• **Given problem**
Scan the records below. List lines holding "acquisition".
***** The data *****
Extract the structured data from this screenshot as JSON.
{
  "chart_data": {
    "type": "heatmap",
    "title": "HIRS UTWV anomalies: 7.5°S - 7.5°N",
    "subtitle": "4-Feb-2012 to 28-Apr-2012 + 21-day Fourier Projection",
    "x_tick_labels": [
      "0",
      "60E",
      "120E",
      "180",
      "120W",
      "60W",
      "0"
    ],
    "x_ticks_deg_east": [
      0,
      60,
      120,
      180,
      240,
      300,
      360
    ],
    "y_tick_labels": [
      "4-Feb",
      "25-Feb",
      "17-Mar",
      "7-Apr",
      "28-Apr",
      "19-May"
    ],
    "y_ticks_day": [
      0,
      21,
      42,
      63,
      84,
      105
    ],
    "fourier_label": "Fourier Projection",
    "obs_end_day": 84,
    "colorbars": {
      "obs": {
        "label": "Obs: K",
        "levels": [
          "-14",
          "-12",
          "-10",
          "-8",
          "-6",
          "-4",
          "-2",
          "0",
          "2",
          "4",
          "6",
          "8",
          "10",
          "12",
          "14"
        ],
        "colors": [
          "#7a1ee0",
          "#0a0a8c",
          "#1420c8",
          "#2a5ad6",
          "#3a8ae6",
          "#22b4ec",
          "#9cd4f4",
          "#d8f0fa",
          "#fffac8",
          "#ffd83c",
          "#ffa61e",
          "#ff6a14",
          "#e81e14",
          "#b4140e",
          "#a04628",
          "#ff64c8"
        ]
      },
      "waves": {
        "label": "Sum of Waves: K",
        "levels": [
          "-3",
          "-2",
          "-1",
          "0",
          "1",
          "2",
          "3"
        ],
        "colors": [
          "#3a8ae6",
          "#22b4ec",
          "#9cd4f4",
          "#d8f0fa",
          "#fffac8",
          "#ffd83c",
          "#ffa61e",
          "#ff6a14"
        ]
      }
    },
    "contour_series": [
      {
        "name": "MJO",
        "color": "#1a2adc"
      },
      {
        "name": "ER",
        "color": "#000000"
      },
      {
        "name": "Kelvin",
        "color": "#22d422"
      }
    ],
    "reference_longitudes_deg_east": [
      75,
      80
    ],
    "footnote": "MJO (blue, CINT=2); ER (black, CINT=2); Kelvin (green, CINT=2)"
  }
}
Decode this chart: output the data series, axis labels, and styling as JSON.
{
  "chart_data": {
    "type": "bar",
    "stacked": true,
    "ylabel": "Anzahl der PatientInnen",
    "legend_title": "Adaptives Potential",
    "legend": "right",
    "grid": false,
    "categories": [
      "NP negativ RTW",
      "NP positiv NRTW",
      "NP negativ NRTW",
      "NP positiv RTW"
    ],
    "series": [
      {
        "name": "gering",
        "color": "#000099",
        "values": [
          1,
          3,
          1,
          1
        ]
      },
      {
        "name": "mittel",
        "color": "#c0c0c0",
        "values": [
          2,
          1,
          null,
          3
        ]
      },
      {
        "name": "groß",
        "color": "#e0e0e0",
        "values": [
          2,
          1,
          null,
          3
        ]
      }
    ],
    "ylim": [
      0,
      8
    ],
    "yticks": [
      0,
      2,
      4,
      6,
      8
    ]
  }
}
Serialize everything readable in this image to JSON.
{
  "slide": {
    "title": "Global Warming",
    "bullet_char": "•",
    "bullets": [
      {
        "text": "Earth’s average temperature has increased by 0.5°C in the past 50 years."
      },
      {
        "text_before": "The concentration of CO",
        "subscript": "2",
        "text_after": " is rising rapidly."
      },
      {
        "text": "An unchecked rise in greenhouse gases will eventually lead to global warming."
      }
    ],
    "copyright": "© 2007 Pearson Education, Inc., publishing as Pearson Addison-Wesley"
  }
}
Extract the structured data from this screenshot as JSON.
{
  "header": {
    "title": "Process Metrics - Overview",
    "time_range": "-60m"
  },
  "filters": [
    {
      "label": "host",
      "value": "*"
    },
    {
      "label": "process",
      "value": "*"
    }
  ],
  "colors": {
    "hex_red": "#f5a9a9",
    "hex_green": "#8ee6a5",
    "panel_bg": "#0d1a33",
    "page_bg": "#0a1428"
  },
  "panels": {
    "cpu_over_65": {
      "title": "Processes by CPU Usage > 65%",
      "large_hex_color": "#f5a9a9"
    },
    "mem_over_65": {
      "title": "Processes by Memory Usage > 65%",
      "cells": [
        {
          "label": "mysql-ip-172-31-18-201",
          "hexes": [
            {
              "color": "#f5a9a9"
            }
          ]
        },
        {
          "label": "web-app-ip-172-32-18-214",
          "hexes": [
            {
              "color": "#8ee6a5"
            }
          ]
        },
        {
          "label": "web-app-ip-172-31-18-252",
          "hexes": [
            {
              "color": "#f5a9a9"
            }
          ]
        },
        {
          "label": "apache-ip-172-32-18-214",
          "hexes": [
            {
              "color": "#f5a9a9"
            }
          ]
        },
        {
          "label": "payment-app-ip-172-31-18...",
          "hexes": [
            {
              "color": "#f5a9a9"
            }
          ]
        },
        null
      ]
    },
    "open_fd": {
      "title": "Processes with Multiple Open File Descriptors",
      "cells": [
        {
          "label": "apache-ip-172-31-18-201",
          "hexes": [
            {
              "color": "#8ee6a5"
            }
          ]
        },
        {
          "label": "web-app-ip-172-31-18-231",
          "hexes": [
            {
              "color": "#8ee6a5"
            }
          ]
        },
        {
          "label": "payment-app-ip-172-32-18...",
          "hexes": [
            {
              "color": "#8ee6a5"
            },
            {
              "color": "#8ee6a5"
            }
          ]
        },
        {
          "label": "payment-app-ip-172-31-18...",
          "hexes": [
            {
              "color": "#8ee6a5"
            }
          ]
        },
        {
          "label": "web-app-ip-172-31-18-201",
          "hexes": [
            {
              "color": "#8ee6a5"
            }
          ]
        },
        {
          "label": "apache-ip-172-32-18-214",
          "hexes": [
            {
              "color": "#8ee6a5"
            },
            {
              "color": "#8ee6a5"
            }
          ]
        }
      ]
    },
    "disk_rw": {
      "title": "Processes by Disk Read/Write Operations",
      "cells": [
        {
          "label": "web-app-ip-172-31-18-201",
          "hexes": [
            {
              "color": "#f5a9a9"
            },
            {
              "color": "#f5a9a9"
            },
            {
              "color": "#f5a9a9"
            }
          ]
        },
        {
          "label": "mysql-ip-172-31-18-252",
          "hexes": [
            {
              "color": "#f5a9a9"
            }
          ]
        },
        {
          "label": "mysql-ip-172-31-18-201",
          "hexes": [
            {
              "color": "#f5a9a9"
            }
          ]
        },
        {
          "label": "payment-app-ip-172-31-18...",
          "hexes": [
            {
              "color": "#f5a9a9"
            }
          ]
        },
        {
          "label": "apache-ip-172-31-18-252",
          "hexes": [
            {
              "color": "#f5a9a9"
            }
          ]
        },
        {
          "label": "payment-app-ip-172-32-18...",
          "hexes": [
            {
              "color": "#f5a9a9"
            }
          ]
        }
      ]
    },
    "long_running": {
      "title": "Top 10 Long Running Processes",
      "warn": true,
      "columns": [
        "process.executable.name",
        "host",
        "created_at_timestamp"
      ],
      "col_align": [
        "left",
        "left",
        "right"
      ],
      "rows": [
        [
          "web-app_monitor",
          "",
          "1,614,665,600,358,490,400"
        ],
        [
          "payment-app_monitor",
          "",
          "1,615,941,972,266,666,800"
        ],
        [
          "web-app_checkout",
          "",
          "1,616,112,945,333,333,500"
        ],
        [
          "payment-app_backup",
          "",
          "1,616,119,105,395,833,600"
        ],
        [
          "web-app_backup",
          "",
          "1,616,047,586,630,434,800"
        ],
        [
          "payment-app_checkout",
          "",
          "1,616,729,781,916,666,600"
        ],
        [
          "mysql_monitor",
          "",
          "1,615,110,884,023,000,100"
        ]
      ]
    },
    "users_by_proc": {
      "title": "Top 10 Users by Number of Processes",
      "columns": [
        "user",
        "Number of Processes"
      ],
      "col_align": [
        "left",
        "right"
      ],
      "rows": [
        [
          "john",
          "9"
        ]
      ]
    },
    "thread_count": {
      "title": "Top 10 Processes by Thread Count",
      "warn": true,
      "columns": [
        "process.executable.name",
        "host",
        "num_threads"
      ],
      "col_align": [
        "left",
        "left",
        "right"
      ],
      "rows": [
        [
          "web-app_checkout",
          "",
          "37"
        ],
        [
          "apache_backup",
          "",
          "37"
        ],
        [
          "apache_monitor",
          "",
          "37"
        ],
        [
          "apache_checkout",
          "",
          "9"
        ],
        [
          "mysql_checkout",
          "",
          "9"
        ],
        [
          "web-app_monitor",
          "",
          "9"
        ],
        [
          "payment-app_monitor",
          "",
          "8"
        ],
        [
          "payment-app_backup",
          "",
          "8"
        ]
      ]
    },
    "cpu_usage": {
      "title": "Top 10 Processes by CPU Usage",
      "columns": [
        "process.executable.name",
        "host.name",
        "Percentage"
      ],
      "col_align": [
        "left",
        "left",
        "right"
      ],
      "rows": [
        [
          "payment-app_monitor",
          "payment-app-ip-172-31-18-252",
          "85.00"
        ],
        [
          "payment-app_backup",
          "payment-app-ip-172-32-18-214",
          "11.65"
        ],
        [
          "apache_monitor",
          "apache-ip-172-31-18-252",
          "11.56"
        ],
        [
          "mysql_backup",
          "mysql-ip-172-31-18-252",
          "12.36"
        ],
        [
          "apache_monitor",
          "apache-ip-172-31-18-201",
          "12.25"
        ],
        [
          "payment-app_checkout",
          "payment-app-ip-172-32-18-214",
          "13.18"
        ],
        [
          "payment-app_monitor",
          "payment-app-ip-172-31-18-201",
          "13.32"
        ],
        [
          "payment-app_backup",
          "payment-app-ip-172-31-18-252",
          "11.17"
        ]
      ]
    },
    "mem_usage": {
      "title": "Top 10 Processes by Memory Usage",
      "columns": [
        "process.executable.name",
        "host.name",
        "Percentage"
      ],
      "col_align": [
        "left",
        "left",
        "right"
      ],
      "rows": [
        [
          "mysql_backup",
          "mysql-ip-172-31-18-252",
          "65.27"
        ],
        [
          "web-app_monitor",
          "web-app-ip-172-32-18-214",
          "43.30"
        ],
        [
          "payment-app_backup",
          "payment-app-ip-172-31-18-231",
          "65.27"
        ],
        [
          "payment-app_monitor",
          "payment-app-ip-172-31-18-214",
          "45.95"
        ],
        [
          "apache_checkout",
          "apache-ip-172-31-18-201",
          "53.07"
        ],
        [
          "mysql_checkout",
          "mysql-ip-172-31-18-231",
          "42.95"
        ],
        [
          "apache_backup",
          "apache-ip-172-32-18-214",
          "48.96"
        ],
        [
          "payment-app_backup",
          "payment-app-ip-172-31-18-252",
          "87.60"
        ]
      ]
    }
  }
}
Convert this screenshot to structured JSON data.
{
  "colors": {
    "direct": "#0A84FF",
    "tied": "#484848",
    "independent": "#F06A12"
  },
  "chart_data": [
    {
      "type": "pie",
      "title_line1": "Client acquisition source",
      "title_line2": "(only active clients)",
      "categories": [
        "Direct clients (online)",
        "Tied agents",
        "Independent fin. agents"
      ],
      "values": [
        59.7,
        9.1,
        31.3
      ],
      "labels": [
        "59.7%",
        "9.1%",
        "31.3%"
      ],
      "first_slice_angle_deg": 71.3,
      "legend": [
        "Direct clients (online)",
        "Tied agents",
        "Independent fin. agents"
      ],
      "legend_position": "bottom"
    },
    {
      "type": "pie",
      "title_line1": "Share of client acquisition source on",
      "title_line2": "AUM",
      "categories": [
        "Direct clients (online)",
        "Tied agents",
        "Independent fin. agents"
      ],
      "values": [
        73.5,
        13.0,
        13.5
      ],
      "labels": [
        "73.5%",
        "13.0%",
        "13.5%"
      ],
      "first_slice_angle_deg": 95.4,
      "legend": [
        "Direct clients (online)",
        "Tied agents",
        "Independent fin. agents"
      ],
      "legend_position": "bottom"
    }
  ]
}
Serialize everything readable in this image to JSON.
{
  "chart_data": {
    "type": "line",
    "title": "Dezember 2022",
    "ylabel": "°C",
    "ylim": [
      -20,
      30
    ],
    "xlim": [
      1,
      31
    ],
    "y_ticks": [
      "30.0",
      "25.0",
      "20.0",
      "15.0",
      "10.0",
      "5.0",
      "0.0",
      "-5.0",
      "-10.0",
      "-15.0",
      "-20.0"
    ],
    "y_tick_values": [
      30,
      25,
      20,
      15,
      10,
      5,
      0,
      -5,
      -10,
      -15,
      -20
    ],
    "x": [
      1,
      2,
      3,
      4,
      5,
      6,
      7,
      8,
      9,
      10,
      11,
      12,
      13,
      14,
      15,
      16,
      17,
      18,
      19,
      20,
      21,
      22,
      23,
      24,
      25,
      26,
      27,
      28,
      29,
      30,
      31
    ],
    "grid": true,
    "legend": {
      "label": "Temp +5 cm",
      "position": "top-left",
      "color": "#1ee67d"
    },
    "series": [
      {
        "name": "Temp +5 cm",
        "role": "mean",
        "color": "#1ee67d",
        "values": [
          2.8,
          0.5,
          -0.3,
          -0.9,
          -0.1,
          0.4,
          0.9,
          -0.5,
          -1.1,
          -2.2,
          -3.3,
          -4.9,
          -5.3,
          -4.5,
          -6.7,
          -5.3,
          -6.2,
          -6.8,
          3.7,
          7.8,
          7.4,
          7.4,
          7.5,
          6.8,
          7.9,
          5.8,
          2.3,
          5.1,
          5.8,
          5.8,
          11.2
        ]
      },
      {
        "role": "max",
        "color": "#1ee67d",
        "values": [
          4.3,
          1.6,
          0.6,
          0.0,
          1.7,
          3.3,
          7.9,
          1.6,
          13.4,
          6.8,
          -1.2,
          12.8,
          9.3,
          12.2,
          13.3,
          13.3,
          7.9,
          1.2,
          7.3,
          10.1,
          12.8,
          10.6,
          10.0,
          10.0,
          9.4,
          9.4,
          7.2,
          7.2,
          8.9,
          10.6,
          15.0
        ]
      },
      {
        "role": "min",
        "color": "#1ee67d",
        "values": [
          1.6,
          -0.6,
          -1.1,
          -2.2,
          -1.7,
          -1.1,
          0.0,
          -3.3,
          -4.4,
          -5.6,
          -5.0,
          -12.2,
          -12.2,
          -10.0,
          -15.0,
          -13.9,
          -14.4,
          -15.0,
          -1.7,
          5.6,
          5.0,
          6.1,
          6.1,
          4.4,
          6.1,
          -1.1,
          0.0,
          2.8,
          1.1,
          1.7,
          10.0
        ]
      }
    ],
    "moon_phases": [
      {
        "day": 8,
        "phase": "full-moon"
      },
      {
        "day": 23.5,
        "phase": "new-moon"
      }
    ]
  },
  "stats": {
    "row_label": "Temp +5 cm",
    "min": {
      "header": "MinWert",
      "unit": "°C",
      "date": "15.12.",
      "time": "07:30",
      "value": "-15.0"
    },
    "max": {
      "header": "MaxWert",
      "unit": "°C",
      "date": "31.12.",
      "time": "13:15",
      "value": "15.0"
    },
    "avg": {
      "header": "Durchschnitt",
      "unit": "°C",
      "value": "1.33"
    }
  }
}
*****
• **Response**
      "title_line1": "Client acquisition source",
      "title_line1": "Share of client acquisition source on",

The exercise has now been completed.